Exercise input >>

************

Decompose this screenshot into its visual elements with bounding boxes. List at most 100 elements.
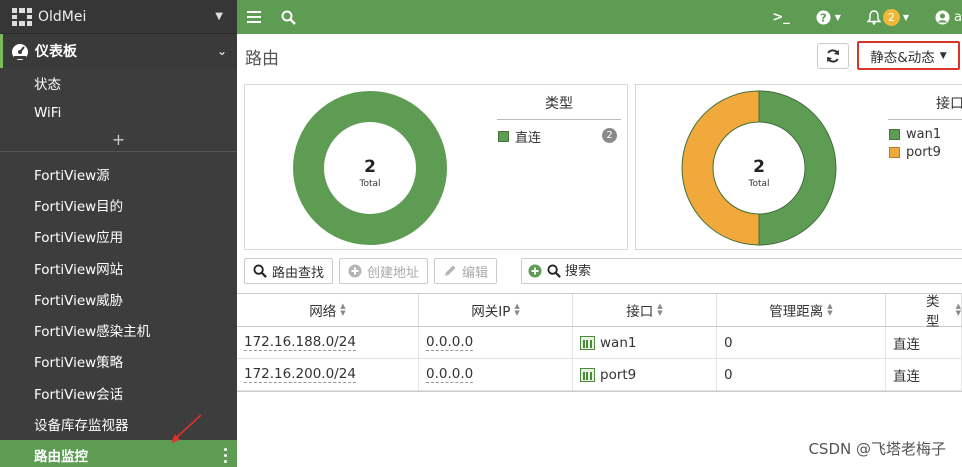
hamburger-menu-icon[interactable]	[237, 0, 271, 34]
column-header-interface[interactable]: 接口 ▲ ▼	[573, 294, 717, 326]
port-icon	[580, 335, 595, 350]
type-donut-chart: 2 Total	[293, 91, 447, 245]
edit-label: 编辑	[462, 265, 489, 281]
table-row[interactable]: 172.16.200.0/24 0.0.0.0 port9 0 直连	[237, 359, 962, 391]
table-search-box	[521, 258, 962, 284]
refresh-icon	[827, 49, 839, 63]
legend-item[interactable]: 直连	[498, 127, 541, 146]
sort-icon: ▲ ▼	[657, 302, 663, 317]
column-header-gateway[interactable]: 网关IP ▲ ▼	[419, 294, 573, 326]
device-name: OldMei	[38, 8, 87, 25]
sidebar-item-fortiview-sources[interactable]: FortiView源	[0, 158, 237, 189]
port-icon	[580, 367, 595, 382]
user-icon	[935, 10, 950, 24]
red-arrow-annotation-icon	[171, 414, 202, 443]
user-menu[interactable]: a	[935, 10, 962, 25]
caret-down-icon: ▼	[939, 50, 947, 61]
sort-icon: ▲ ▼	[955, 302, 961, 317]
chevron-down-icon[interactable]: ⌄	[217, 44, 227, 58]
legend-swatch	[889, 147, 900, 158]
add-dashboard-icon[interactable]: +	[0, 128, 237, 152]
sidebar-item-wifi[interactable]: WiFi	[0, 98, 237, 128]
sort-icon: ▲ ▼	[340, 302, 346, 317]
interface-donut-chart: 2 Total	[681, 90, 837, 246]
donut-slice-port9[interactable]	[681, 90, 760, 246]
svg-text:?: ?	[820, 11, 826, 24]
legend-label: wan1	[906, 127, 942, 142]
donut-total-value: 2	[753, 157, 765, 177]
sidebar-item-fortiview-websites[interactable]: FortiView网站	[0, 252, 237, 283]
search-icon	[547, 264, 561, 278]
routes-table: 网络 ▲ ▼ 网关IP ▲ ▼ 接口 ▲ ▼ 管理距离 ▲ ▼ 类型 ▲ ▼ 172.16.188.…	[237, 293, 962, 392]
type-cell: 直连	[893, 368, 920, 385]
legend-item[interactable]: wan1	[889, 127, 941, 142]
sidebar-header[interactable]: OldMei ▼	[0, 0, 237, 34]
refresh-button[interactable]	[817, 43, 849, 69]
sort-icon: ▲ ▼	[827, 302, 833, 317]
cli-console-icon[interactable]: >_	[772, 10, 789, 25]
legend-swatch	[889, 129, 900, 140]
sidebar-item-fortiview-destinations[interactable]: FortiView目的	[0, 189, 237, 220]
network-cell[interactable]: 172.16.200.0/24	[244, 366, 356, 383]
route-type-label: 静态&动态	[870, 49, 935, 66]
route-type-dropdown[interactable]: 静态&动态 ▼	[857, 41, 960, 70]
pencil-icon	[445, 265, 456, 276]
interface-cell: port9	[600, 366, 637, 383]
donut-total-label: Total	[747, 179, 769, 189]
search-input[interactable]	[565, 263, 945, 279]
type-legend-title: 类型	[497, 93, 621, 120]
type-cell: 直连	[893, 336, 920, 353]
search-icon[interactable]	[271, 0, 305, 34]
search-icon	[253, 264, 267, 278]
dashboard-gauge-icon	[12, 44, 28, 60]
legend-label: port9	[906, 145, 941, 160]
watermark: CSDN @飞塔老梅子	[808, 440, 946, 458]
sidebar-item-fortiview-policies[interactable]: FortiView策略	[0, 346, 237, 377]
table-toolbar: 路由查找 创建地址 编辑	[244, 258, 503, 284]
bell-icon	[866, 9, 881, 25]
create-address-button[interactable]: 创建地址	[339, 258, 429, 284]
sidebar-item-fortiview-sessions[interactable]: FortiView会话	[0, 377, 237, 408]
sidebar-item-fortiview-applications[interactable]: FortiView应用	[0, 221, 237, 252]
gateway-cell[interactable]: 0.0.0.0	[426, 334, 474, 351]
table-header: 网络 ▲ ▼ 网关IP ▲ ▼ 接口 ▲ ▼ 管理距离 ▲ ▼ 类型 ▲ ▼	[237, 293, 962, 330]
fortinet-logo-icon	[12, 7, 32, 26]
caret-down-icon[interactable]: ▼	[215, 11, 223, 22]
edit-button[interactable]: 编辑	[434, 258, 498, 284]
sidebar-item-fortiview-compromised-hosts[interactable]: FortiView感染主机	[0, 314, 237, 345]
interface-cell: wan1	[600, 334, 637, 351]
column-header-type[interactable]: 类型 ▲ ▼	[886, 294, 962, 330]
plus-circle-icon[interactable]	[528, 264, 542, 278]
more-options-icon[interactable]	[224, 446, 227, 464]
notification-badge: 2	[882, 8, 900, 26]
donut-total-label: Total	[358, 179, 380, 189]
gateway-cell[interactable]: 0.0.0.0	[426, 366, 474, 383]
interface-legend-title: 接口	[888, 93, 962, 120]
sidebar-item-fortiview-threats[interactable]: FortiView威胁	[0, 283, 237, 314]
create-address-label: 创建地址	[367, 265, 420, 281]
page-title: 路由	[245, 49, 279, 69]
distance-cell: 0	[724, 334, 733, 351]
sidebar-item-label: 路由监控	[34, 449, 88, 466]
column-header-distance[interactable]: 管理距离 ▲ ▼	[717, 294, 886, 326]
notifications-button[interactable]: 2 ▼	[866, 8, 909, 26]
route-lookup-label: 路由查找	[272, 265, 325, 281]
help-icon[interactable]: ? ▼	[816, 10, 841, 25]
interface-chart-card: 2 Total 接口 wan1 port9	[635, 84, 962, 250]
plus-circle-icon	[348, 264, 362, 278]
route-lookup-button[interactable]: 路由查找	[244, 258, 334, 284]
column-header-network[interactable]: 网络 ▲ ▼	[237, 294, 419, 326]
type-chart-card: 2 Total 类型 直连 2	[244, 84, 628, 250]
sidebar: OldMei ▼ 仪表板 ⌄ 状态 WiFi + FortiView源 Fort…	[0, 0, 237, 467]
dashboard-label: 仪表板	[35, 44, 77, 60]
table-row[interactable]: 172.16.188.0/24 0.0.0.0 wan1 0 直连	[237, 327, 962, 359]
legend-count-badge: 2	[602, 128, 617, 143]
distance-cell: 0	[724, 366, 733, 383]
network-cell[interactable]: 172.16.188.0/24	[244, 334, 356, 351]
legend-swatch	[498, 131, 509, 142]
sidebar-section-dashboard[interactable]: 仪表板 ⌄	[0, 34, 237, 68]
donut-slice-wan1[interactable]	[758, 90, 837, 246]
sidebar-item-status[interactable]: 状态	[0, 68, 237, 98]
legend-item[interactable]: port9	[889, 145, 941, 160]
donut-total-value: 2	[364, 157, 376, 177]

************

Stated goal >> Repeat the lines between the one containing "0, 271, 34]" and the one containing "10, 950, 24]", both included, exactly as they appear in the items above.

Reply >>
hamburger-menu-icon[interactable]	[237, 0, 271, 34]
column-header-interface[interactable]: 接口 ▲ ▼	[573, 294, 717, 326]
port-icon	[580, 335, 595, 350]
type-donut-chart: 2 Total	[293, 91, 447, 245]
edit-label: 编辑	[462, 265, 489, 281]
table-row[interactable]: 172.16.200.0/24 0.0.0.0 port9 0 直连	[237, 359, 962, 391]
table-search-box	[521, 258, 962, 284]
refresh-icon	[827, 49, 839, 63]
legend-item[interactable]: 直连	[498, 127, 541, 146]
sort-icon: ▲ ▼	[657, 302, 663, 317]
column-header-gateway[interactable]: 网关IP ▲ ▼	[419, 294, 573, 326]
device-name: OldMei	[38, 8, 87, 25]
sidebar-item-fortiview-sources[interactable]: FortiView源	[0, 158, 237, 189]
port-icon	[580, 367, 595, 382]
user-icon	[935, 10, 950, 24]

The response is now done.